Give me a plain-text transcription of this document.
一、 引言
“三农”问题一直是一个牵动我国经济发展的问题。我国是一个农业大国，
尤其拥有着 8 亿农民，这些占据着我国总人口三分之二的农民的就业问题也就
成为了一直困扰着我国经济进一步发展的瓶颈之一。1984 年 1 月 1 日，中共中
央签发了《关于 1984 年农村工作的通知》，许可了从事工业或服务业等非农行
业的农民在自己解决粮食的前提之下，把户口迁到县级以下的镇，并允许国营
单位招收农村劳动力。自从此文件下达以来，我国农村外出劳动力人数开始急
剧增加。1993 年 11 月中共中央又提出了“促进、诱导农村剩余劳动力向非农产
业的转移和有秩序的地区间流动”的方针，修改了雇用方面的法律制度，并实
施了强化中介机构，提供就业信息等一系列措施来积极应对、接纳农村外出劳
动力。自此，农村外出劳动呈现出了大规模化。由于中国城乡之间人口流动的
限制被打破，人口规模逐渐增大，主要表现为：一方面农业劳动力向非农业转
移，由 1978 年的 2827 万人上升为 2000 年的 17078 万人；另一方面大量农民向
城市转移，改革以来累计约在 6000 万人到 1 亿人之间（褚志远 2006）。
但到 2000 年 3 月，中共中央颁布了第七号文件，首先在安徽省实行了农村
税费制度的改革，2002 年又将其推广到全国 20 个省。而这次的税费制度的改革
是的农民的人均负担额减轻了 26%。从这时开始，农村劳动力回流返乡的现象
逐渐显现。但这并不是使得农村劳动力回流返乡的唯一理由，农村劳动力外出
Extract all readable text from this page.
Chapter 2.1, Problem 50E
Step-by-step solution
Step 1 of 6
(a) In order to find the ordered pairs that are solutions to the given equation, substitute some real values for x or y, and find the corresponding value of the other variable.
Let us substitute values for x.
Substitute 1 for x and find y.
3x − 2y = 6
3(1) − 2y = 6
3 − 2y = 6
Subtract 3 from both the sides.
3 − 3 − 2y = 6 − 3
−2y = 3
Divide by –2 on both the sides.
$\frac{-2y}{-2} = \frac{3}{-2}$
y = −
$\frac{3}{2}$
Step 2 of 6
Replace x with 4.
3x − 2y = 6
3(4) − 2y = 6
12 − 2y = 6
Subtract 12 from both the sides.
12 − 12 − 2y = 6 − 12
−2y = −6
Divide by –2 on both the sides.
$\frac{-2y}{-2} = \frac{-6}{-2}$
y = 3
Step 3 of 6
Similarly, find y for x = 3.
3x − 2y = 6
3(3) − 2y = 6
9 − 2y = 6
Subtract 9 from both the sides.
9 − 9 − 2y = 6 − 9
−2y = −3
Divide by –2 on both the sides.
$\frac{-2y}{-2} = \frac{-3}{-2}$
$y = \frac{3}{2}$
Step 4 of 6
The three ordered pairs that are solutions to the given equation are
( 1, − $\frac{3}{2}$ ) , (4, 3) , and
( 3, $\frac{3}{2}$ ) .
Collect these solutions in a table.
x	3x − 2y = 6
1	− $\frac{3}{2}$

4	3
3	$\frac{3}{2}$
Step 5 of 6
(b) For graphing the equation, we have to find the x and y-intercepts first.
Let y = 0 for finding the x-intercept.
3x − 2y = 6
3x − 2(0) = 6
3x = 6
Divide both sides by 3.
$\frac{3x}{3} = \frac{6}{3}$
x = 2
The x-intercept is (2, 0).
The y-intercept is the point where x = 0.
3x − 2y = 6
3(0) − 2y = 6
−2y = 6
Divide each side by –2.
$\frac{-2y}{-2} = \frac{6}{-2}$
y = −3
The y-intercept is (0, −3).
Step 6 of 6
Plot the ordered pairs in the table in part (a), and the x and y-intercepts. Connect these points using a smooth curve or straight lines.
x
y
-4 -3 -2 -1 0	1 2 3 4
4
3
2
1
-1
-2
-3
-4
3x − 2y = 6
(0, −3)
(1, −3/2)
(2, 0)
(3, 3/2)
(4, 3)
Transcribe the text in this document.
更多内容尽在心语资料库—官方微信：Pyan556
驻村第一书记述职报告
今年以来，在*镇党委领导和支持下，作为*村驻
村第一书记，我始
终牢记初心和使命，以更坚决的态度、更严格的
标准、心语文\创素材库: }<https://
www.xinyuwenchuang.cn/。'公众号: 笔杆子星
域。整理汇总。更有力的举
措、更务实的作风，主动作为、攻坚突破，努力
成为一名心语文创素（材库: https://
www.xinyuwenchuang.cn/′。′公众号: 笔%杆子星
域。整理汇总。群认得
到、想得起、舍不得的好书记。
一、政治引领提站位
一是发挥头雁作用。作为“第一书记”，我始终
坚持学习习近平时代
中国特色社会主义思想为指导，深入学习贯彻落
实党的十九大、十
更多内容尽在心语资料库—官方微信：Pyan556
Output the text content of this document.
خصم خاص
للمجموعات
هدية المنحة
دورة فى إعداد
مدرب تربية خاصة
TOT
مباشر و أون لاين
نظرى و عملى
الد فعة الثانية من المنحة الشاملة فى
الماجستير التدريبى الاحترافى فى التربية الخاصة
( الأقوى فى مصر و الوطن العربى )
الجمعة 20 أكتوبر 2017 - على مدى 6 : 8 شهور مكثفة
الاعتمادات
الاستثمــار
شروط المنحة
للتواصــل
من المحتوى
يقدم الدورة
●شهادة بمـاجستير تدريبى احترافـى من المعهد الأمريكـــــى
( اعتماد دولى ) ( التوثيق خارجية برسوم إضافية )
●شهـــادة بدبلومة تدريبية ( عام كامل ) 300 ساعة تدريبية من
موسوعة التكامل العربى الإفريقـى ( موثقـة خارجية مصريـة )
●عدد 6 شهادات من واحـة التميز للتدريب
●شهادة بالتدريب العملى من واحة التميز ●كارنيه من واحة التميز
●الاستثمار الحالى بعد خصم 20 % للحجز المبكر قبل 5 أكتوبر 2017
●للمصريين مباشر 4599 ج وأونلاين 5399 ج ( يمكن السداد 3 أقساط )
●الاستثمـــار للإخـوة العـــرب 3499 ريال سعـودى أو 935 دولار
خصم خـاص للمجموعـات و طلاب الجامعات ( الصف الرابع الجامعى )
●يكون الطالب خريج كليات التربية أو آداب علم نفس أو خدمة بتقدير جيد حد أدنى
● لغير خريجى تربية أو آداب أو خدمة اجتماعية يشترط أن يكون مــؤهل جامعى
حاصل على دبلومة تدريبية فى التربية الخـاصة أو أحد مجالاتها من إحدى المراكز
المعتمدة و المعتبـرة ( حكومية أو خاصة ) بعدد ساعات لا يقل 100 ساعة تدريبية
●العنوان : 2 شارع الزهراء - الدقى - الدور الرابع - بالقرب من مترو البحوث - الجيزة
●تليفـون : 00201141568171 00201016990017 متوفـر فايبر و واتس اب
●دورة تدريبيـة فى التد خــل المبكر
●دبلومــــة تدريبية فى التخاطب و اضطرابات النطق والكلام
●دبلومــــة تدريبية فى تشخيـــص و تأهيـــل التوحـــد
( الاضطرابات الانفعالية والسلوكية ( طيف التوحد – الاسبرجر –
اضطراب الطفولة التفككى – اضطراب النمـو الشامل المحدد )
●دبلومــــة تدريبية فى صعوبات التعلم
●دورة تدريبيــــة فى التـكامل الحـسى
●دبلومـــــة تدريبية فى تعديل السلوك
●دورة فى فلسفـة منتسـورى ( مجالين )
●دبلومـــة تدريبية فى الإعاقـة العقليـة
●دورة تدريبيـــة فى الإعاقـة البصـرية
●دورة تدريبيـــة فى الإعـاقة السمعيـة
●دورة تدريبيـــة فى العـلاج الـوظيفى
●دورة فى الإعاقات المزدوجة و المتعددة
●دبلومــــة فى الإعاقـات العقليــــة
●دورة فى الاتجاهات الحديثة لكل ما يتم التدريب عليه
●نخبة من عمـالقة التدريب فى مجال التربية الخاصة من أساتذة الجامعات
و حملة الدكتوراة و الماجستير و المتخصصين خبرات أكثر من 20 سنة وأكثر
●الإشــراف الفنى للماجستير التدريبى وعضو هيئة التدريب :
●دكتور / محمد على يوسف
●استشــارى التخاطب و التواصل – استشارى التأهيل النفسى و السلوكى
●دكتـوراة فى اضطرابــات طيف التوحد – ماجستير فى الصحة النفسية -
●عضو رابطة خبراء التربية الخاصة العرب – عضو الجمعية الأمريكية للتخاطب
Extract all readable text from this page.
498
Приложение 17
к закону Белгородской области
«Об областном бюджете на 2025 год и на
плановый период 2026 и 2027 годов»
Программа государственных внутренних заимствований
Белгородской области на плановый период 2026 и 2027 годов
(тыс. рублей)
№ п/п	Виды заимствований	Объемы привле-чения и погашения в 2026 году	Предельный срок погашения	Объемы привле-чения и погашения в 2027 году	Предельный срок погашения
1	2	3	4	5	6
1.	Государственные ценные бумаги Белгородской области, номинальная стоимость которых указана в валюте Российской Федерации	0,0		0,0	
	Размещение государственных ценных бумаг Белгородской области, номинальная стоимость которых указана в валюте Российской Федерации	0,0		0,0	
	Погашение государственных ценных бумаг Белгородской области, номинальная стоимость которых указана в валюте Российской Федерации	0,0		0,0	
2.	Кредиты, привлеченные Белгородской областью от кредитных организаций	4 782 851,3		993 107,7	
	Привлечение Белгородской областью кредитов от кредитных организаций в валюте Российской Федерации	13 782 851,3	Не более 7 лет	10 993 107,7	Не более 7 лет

•••

» Task description: From the entries above, list each line with "xinyuwenchuang" in it.

» Output below:
www.xinyuwenchuang.cn/。'公众号: 笔杆子星
www.xinyuwenchuang.cn/′。′公众号: 笔%杆子星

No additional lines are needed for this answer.